*Activities*:
**1.** Print the part of the breastfeeding passage that opens with the words containing "However, the common" and closes with "says the ABA.".
**2.** For each statement below, answer yes or no on whether the breastfeeding passage agrees with it, and quote the words from the passage that decide it. (a) Newborns can take 160 hours to process caffeine. (b) Alcohol does not reach breast milk until several hours after drinking begins. (c) The passage presents seven things to watch for when breastfeeding.

*Passage*:

We all know the amazing benefits of breastfeeding, but truth be told it’s not all unicorns and rainbows. This is particularly the case if breastfeeding doesn’t come easily for you or your baby.
However, the common dangers or pitfalls of breastfeeding are rarely discussed, which can make some mothers feel isolated.
In order to help support mums and their babies, here are five things to keep an eye out for when breastfeeding.
5 things for mums to be wary of when breastfeeding
According to the Australian Breastfeeding Association (ABA), feeding parents can consume a moderate amount of caffeine, a few cups, without it affecting babies.
However, newborns are particularly sensitive to caffeine and it can take them 160 hours to process it.
Some mothers find that their baby becomes unhappy, jittery, colicky and/or sleeps poorly if she consumes too much caffeine. A breastfeeding mother may find that caffeine affects her let-down reflex or if she has nipple vasospasm, makes it worse.
The concentration of alcohol in your blood is the concentration of alcohol in your milk says the ABA.
Alcohol gets into your breast milk from your blood, moving freely from the blood to the breast milk and back out again. It will be in your breast milk 30–60 minutes after you start drinking.

*Document understanding data*:
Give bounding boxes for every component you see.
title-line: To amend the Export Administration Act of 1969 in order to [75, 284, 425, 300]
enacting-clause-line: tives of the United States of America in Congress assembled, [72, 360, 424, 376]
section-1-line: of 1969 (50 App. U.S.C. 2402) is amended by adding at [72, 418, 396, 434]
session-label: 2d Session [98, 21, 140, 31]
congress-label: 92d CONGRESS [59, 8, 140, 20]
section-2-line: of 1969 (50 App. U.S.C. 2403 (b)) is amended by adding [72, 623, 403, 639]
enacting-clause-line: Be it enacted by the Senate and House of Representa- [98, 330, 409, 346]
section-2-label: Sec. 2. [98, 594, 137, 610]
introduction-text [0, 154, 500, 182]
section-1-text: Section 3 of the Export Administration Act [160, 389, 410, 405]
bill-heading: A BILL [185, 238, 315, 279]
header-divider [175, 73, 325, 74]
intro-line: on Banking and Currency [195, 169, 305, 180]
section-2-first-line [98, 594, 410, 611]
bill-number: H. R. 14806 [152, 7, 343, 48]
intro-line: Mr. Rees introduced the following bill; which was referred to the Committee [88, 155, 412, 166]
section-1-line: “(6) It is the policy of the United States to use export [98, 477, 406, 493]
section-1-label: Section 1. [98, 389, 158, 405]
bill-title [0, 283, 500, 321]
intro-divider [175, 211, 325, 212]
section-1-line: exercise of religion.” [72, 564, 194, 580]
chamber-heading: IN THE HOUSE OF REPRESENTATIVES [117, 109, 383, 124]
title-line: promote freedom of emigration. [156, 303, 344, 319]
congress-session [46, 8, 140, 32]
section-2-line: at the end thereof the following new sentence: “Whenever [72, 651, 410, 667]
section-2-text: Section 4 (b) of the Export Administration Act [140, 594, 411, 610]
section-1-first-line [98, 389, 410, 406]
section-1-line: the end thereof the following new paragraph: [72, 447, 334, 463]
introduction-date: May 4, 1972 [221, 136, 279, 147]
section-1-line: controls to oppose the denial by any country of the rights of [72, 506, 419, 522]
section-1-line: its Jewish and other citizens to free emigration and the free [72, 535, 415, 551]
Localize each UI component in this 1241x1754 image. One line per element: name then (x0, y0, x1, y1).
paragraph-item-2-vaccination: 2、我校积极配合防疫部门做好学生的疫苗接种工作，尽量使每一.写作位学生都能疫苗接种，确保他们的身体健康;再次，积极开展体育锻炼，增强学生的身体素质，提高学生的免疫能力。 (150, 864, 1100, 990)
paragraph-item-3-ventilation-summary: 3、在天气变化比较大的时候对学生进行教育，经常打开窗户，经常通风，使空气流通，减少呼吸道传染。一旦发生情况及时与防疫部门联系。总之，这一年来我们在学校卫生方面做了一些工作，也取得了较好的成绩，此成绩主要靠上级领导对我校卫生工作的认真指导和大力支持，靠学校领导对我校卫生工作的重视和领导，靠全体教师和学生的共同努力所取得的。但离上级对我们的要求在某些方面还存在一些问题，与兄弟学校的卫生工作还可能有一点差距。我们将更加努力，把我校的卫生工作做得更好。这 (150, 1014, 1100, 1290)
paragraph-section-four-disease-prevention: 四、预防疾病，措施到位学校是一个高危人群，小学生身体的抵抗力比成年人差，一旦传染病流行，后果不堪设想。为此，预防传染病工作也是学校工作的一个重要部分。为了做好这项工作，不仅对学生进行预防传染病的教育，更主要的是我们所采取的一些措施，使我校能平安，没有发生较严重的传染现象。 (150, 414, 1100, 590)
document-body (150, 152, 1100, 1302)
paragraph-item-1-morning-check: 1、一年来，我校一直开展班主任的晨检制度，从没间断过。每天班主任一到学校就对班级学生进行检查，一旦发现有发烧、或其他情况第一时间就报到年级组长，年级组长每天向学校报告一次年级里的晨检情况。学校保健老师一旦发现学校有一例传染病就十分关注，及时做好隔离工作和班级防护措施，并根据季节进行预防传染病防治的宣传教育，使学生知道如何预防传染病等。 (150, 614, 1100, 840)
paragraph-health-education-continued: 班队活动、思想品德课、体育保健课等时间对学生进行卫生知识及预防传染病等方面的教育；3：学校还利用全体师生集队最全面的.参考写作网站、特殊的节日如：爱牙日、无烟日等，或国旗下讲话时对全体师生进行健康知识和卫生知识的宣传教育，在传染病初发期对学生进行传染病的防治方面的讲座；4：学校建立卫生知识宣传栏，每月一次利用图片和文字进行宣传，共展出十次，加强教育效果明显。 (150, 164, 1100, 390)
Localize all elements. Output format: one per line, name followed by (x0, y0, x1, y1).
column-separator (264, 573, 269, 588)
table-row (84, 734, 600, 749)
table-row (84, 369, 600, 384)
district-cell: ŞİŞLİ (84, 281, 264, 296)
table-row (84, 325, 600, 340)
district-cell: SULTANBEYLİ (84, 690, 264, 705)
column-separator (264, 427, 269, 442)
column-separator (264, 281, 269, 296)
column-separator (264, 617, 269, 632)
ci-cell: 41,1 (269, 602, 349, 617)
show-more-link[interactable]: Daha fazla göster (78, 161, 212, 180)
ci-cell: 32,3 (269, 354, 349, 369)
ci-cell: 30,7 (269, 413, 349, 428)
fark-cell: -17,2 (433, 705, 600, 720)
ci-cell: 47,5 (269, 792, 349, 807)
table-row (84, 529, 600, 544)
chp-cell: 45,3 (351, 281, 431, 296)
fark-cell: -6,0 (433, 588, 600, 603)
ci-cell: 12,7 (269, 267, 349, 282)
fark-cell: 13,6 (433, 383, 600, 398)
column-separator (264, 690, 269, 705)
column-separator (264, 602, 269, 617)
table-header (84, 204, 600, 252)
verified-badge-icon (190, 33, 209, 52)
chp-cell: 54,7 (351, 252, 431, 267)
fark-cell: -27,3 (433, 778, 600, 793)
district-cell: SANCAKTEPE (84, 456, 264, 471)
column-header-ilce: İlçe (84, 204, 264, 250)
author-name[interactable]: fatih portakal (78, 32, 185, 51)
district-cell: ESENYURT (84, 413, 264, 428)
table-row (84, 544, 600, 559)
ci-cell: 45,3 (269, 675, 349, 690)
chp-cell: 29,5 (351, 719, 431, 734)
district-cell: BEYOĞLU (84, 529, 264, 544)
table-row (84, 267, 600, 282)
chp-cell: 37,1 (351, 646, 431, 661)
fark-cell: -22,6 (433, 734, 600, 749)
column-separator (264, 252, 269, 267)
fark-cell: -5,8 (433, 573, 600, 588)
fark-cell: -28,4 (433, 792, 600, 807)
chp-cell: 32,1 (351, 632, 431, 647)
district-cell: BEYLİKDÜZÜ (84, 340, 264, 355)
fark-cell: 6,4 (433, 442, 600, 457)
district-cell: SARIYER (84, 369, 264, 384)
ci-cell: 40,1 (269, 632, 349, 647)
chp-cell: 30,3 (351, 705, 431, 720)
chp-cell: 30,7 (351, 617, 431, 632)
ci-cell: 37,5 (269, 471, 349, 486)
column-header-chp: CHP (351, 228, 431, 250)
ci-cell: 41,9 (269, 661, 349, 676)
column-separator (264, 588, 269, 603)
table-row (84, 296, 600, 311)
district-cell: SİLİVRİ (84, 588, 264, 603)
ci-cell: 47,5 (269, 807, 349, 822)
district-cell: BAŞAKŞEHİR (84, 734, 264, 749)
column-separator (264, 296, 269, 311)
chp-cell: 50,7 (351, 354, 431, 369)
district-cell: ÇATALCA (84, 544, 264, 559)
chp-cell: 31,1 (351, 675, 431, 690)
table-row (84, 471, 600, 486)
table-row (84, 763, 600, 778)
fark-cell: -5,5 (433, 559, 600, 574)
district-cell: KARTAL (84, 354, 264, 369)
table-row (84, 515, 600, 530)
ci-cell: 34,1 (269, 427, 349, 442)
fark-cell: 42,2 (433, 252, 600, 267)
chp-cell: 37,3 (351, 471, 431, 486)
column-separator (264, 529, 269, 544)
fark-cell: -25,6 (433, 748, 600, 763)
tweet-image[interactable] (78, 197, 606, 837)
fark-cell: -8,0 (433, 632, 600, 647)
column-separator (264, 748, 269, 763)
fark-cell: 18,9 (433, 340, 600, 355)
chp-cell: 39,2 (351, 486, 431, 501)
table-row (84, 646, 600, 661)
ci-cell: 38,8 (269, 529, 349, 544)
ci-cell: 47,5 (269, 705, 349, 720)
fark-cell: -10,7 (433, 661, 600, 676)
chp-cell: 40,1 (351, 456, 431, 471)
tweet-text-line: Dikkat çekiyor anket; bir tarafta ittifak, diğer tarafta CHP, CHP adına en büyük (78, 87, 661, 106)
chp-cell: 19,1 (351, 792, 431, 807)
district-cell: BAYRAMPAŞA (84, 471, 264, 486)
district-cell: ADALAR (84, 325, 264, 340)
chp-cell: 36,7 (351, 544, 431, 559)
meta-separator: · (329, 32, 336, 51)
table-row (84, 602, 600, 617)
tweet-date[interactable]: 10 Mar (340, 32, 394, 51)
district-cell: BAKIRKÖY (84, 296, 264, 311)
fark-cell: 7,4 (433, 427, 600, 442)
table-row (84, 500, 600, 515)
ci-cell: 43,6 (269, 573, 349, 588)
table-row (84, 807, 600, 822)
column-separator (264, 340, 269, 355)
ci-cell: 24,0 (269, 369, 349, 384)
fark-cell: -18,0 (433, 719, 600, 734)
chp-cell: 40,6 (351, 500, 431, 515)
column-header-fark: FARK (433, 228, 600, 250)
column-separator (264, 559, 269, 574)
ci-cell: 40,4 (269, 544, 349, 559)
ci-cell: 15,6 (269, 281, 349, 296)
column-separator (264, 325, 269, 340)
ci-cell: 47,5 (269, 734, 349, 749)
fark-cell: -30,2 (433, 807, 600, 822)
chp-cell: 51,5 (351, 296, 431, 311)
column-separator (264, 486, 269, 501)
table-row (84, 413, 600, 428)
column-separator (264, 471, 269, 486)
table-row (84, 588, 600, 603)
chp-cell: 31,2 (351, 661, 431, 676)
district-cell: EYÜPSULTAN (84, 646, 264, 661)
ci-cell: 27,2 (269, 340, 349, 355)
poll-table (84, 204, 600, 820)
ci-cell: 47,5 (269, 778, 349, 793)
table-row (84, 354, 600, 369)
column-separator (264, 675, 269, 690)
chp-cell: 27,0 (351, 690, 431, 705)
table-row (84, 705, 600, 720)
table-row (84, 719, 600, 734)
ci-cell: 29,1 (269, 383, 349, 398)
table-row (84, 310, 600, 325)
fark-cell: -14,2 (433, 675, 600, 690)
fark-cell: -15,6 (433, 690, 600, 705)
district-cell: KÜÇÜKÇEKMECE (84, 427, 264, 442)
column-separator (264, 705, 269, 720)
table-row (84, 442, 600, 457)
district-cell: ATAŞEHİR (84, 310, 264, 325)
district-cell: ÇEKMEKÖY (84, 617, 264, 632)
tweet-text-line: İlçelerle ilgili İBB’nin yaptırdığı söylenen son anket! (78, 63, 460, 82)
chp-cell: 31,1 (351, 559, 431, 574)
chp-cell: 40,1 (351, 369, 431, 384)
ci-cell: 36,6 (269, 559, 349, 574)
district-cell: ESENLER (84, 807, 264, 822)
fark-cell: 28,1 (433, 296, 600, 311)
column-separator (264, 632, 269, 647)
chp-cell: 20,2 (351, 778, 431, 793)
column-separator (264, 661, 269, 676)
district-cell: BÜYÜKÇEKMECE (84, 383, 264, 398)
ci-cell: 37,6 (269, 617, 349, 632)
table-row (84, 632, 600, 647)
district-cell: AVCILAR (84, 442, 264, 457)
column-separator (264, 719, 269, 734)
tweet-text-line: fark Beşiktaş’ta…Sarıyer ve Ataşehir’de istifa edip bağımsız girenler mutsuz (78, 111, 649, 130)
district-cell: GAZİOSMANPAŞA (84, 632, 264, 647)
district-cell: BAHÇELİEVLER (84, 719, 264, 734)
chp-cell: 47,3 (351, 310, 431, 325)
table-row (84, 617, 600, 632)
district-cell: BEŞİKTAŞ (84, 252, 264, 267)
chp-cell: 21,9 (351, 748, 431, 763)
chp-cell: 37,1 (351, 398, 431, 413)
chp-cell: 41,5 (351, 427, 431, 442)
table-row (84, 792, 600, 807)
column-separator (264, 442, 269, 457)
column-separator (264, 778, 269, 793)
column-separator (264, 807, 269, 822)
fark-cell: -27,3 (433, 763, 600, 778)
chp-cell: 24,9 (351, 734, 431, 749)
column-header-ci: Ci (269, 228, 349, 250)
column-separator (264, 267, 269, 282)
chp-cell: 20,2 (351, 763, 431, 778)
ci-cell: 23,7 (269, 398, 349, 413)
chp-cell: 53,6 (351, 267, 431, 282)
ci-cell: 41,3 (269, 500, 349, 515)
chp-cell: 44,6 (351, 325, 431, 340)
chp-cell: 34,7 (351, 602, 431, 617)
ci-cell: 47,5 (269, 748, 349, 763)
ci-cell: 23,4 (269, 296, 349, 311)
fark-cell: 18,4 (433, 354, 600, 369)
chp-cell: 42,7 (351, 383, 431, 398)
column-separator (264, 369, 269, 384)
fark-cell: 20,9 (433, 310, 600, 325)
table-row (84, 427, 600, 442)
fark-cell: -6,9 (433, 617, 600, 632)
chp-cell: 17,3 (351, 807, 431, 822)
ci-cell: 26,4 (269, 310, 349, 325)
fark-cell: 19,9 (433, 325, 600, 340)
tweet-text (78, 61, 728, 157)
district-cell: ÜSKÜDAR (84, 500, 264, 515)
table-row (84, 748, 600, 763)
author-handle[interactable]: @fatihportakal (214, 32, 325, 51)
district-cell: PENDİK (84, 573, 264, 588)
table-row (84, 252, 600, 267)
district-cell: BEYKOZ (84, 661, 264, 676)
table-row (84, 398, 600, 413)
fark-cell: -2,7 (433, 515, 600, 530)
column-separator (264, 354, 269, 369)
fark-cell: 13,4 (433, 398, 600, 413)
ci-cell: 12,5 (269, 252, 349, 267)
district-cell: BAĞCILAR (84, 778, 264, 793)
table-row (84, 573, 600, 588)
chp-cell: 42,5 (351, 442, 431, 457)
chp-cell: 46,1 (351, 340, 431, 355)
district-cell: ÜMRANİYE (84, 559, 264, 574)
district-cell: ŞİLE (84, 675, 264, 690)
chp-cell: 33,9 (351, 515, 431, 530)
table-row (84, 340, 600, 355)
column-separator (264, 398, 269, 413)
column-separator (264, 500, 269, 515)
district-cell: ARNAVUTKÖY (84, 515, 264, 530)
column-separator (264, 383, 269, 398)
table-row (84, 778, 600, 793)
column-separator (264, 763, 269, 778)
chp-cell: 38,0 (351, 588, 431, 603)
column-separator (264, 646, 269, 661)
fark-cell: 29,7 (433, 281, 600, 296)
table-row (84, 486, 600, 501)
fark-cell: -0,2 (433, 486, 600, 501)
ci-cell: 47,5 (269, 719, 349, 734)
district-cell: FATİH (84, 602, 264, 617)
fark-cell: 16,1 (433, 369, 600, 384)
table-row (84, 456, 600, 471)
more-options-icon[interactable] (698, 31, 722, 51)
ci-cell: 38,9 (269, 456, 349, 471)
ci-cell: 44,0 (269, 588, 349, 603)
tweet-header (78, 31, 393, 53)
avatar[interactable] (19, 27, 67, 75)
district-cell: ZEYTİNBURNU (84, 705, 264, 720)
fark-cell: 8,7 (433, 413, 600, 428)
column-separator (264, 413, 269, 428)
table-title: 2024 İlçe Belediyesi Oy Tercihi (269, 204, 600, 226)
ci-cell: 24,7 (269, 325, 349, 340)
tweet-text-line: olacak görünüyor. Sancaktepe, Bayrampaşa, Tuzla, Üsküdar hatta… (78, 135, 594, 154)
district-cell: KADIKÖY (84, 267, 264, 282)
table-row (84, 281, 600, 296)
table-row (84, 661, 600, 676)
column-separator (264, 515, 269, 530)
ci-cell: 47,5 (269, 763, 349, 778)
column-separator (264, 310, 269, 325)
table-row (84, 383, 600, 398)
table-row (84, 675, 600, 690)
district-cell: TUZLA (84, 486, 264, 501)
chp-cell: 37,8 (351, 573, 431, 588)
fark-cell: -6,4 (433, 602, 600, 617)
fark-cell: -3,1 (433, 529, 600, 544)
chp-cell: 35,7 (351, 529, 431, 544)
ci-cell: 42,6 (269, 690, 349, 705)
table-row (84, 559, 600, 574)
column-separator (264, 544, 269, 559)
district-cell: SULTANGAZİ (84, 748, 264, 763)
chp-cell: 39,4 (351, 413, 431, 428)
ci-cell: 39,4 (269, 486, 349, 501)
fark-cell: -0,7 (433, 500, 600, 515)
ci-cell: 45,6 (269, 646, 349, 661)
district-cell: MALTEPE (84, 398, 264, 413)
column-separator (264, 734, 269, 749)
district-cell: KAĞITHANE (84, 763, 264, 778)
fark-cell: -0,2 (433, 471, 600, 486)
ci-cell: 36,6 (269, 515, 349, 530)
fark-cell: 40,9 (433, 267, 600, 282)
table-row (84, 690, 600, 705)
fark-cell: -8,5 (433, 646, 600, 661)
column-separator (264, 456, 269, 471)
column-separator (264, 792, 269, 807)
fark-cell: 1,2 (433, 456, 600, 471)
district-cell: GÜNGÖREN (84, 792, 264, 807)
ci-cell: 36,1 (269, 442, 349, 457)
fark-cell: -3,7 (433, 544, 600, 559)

*Solution set*:
**1.**
However, the common dangers or pitfalls of breastfeeding are rarely discussed, which can make some mothers feel isolated.
In order to help support mums and their babies, here are five things to keep an eye out for when breastfeeding.
5 things for mums to be wary of when breastfeeding
According to the Australian Breastfeeding Association (ABA), feeding parents can consume a moderate amount of caffeine, a few cups, without it affecting babies.
However, newborns are particularly sensitive to caffeine and it can take them 160 hours to process it.
Some mothers find that their baby becomes unhappy, jittery, colicky and/or sleeps poorly if she consumes too much caffeine. A breastfeeding mother may find that caffeine affects her let-down reflex or if she has nipple vasospasm, makes it worse.
The concentration of alcohol in your blood is the concentration of alcohol in your milk says the ABA.

**2.**
(a) Yes: "newborns are particularly sensitive to caffeine and it can take them 160 hours to process it."
(b) No: "It will be in your breast milk 30–60 minutes after you start drinking."
(c) No: "here are five things to keep an eye out for when breastfeeding."